[Lines of data]
>> begin
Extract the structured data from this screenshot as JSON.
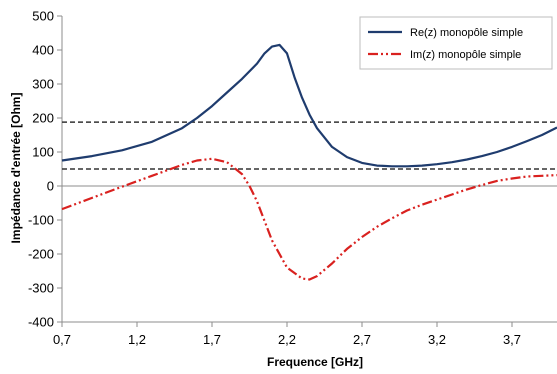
{
  "chart_data": {
    "type": "line",
    "title": "",
    "xlabel": "Frequence [GHz]",
    "ylabel": "Impédance d'entrée [Ohm]",
    "xlim": [
      0.7,
      4.0
    ],
    "ylim": [
      -400,
      500
    ],
    "x_tick_labels": [
      "0,7",
      "1,2",
      "1,7",
      "2,2",
      "2,7",
      "3,2",
      "3,7"
    ],
    "x_ticks": [
      0.7,
      1.2,
      1.7,
      2.2,
      2.7,
      3.2,
      3.7
    ],
    "y_tick_labels": [
      "500",
      "400",
      "300",
      "200",
      "100",
      "0",
      "-100",
      "-200",
      "-300",
      "-400"
    ],
    "y_ticks": [
      500,
      400,
      300,
      200,
      100,
      0,
      -100,
      -200,
      -300,
      -400
    ],
    "grid": false,
    "legend_position": "top-right",
    "series": [
      {
        "name": "Re(z) monopôle simple",
        "color": "#1f3c6e",
        "style": "solid",
        "x": [
          0.7,
          0.9,
          1.1,
          1.3,
          1.5,
          1.6,
          1.7,
          1.8,
          1.9,
          2.0,
          2.05,
          2.1,
          2.15,
          2.2,
          2.25,
          2.3,
          2.35,
          2.4,
          2.5,
          2.6,
          2.7,
          2.8,
          2.9,
          3.0,
          3.1,
          3.2,
          3.3,
          3.4,
          3.5,
          3.6,
          3.7,
          3.8,
          3.9,
          4.0
        ],
        "y": [
          75,
          88,
          105,
          130,
          170,
          200,
          235,
          275,
          315,
          360,
          390,
          410,
          415,
          390,
          320,
          260,
          210,
          170,
          115,
          85,
          68,
          60,
          58,
          58,
          60,
          64,
          70,
          78,
          88,
          100,
          115,
          132,
          150,
          172
        ]
      },
      {
        "name": "Im(z) monopôle simple",
        "color": "#d9211f",
        "style": "dash-dot-dot",
        "x": [
          0.7,
          0.9,
          1.1,
          1.3,
          1.5,
          1.6,
          1.7,
          1.8,
          1.9,
          1.95,
          2.0,
          2.1,
          2.2,
          2.3,
          2.35,
          2.4,
          2.5,
          2.6,
          2.7,
          2.8,
          2.9,
          3.0,
          3.1,
          3.2,
          3.3,
          3.4,
          3.5,
          3.6,
          3.7,
          3.8,
          3.9,
          4.0
        ],
        "y": [
          -68,
          -35,
          -2,
          30,
          62,
          75,
          80,
          70,
          35,
          0,
          -45,
          -160,
          -240,
          -272,
          -275,
          -265,
          -228,
          -185,
          -150,
          -120,
          -95,
          -72,
          -55,
          -40,
          -25,
          -10,
          3,
          15,
          22,
          28,
          30,
          32
        ]
      },
      {
        "name": "",
        "color": "#333333",
        "style": "dashed",
        "x": [
          0.7,
          4.0
        ],
        "y": [
          188,
          188
        ]
      },
      {
        "name": "",
        "color": "#333333",
        "style": "dashed",
        "x": [
          0.7,
          4.0
        ],
        "y": [
          50,
          50
        ]
      }
    ]
  },
  "legend": {
    "items": [
      {
        "label": "Re(z) monopôle simple",
        "color": "#1f3c6e",
        "style": "solid"
      },
      {
        "label": "Im(z) monopôle simple",
        "color": "#d9211f",
        "style": "dash-dot-dot"
      }
    ]
  }
}
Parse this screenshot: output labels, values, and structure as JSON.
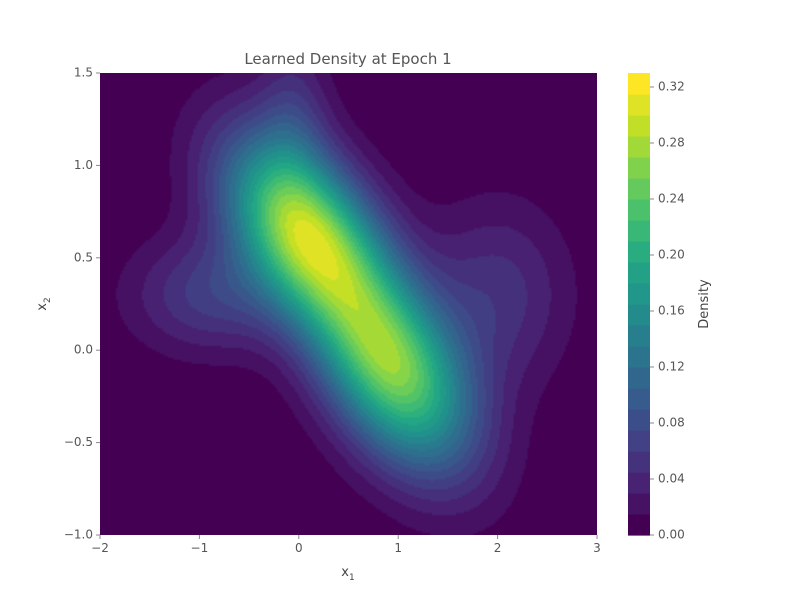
>> end
Search the data above for the word "JSON", then gather each line in which it appears.

Extract the structured data from this screenshot as JSON.
Parse this screenshot: output labels, values, and structure as JSON.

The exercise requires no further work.